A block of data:
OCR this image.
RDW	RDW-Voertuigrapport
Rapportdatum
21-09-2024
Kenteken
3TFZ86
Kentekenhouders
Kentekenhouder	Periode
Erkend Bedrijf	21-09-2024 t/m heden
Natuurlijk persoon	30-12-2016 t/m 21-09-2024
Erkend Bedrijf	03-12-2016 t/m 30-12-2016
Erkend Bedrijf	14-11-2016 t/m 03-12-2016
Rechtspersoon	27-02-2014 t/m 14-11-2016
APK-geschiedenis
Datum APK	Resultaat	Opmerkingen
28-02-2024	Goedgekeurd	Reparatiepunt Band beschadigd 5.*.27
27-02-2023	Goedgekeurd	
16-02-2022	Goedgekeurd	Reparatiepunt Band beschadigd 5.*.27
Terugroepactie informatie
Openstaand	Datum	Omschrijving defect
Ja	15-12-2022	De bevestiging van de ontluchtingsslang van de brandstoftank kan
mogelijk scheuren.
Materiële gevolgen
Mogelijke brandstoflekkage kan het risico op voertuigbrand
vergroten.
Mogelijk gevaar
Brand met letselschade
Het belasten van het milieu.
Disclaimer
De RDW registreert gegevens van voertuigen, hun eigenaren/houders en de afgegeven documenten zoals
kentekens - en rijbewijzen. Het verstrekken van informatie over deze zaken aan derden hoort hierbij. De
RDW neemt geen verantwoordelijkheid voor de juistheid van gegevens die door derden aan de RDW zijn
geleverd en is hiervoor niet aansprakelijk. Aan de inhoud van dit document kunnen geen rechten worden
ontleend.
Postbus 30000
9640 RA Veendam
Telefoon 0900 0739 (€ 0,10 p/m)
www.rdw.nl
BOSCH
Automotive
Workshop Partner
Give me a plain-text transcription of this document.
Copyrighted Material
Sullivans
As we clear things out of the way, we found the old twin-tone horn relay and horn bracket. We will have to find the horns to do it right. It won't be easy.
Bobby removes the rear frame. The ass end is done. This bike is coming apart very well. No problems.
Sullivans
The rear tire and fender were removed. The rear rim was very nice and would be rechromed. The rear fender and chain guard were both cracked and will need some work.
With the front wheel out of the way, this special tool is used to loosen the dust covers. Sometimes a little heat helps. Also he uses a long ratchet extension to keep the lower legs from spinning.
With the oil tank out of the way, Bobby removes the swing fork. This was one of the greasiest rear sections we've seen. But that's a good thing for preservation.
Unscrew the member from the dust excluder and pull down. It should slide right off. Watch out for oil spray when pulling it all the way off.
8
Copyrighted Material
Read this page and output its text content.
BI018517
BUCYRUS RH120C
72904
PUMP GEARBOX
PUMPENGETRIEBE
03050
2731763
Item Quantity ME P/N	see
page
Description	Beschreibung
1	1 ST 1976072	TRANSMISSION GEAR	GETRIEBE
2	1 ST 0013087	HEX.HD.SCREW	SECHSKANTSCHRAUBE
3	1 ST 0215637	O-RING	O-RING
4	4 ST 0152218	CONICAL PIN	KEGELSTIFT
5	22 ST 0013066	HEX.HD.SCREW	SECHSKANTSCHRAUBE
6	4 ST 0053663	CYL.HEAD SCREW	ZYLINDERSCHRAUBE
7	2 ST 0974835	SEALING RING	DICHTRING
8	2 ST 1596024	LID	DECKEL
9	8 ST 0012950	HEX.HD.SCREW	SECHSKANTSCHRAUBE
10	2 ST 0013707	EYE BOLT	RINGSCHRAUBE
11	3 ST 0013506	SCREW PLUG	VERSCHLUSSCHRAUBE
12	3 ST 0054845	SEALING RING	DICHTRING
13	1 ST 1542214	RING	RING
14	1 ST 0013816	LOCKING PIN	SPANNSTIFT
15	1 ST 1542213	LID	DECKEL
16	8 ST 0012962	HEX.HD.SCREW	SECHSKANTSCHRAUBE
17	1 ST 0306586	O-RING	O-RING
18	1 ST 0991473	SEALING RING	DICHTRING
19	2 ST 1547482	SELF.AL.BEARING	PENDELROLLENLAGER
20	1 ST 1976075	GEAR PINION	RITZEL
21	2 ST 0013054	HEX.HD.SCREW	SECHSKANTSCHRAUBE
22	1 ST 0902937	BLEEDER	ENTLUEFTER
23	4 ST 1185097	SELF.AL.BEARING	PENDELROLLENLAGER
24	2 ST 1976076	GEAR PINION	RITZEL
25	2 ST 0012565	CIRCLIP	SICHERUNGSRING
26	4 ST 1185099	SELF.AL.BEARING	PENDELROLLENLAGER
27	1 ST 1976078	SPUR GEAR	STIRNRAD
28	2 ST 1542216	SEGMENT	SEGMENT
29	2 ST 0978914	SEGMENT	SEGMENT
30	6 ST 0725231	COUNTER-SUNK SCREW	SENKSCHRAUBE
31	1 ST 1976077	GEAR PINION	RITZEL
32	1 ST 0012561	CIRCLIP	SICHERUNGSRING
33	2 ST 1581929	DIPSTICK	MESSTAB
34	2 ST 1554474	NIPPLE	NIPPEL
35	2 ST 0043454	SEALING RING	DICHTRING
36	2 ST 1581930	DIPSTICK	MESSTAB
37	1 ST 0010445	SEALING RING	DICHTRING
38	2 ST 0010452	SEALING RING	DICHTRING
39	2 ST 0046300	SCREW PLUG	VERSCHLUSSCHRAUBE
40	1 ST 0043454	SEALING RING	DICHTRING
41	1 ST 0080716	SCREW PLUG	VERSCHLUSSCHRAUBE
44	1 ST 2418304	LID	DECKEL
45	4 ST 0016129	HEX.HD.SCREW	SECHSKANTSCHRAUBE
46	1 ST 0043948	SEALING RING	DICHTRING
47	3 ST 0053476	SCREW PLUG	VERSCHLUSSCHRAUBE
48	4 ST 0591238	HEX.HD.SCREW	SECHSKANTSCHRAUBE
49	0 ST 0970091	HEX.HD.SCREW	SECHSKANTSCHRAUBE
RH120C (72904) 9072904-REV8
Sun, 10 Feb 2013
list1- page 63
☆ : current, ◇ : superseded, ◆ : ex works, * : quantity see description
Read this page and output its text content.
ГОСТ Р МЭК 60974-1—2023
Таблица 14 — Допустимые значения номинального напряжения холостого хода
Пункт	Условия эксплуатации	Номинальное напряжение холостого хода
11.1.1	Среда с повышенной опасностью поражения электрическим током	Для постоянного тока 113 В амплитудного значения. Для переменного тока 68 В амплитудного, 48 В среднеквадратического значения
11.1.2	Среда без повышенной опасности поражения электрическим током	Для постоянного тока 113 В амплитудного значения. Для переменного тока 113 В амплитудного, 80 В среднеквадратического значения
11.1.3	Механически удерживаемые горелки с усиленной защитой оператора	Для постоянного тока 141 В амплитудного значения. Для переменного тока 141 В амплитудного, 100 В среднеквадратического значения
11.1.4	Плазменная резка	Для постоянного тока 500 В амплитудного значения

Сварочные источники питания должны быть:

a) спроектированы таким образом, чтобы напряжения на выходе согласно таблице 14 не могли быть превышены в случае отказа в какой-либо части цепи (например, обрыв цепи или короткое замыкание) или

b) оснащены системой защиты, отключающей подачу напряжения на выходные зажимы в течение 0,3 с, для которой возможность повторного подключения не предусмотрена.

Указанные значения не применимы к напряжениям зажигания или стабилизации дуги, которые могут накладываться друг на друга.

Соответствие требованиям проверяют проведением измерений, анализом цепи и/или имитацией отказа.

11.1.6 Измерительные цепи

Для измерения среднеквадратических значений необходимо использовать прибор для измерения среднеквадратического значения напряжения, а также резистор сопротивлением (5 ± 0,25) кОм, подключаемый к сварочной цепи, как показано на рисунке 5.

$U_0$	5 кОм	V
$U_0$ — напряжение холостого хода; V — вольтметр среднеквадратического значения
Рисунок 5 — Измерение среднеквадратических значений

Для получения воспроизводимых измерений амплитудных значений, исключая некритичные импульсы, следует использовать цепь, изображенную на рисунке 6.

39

GOAL OF THE EXERCISE.
Identify each line in the records above containing the word "значения"; copy those lines.

EXERCISE RESPONSE.
Таблица 14 — Допустимые значения номинального напряжения холостого хода
11.1.1	Среда с повышенной опасностью поражения электрическим током	Для постоянного тока 113 В амплитудного значения. Для переменного тока 68 В амплитудного, 48 В среднеквадратического значения
11.1.2	Среда без повышенной опасности поражения электрическим током	Для постоянного тока 113 В амплитудного значения. Для переменного тока 113 В амплитудного, 80 В среднеквадратического значения
11.1.3	Механически удерживаемые горелки с усиленной защитой оператора	Для постоянного тока 141 В амплитудного значения. Для переменного тока 141 В амплитудного, 100 В среднеквадратического значения
11.1.4	Плазменная резка	Для постоянного тока 500 В амплитудного значения
Указанные значения не применимы к напряжениям зажигания или стабилизации дуги, которые могут накладываться друг на друга.
Для измерения среднеквадратических значений необходимо использовать прибор для измерения среднеквадратического значения напряжения, а также резистор сопротивлением (5 ± 0,25) кОм, подключаемый к сварочной цепи, как показано на рисунке 5.
$U_0$ — напряжение холостого хода; V — вольтметр среднеквадратического значения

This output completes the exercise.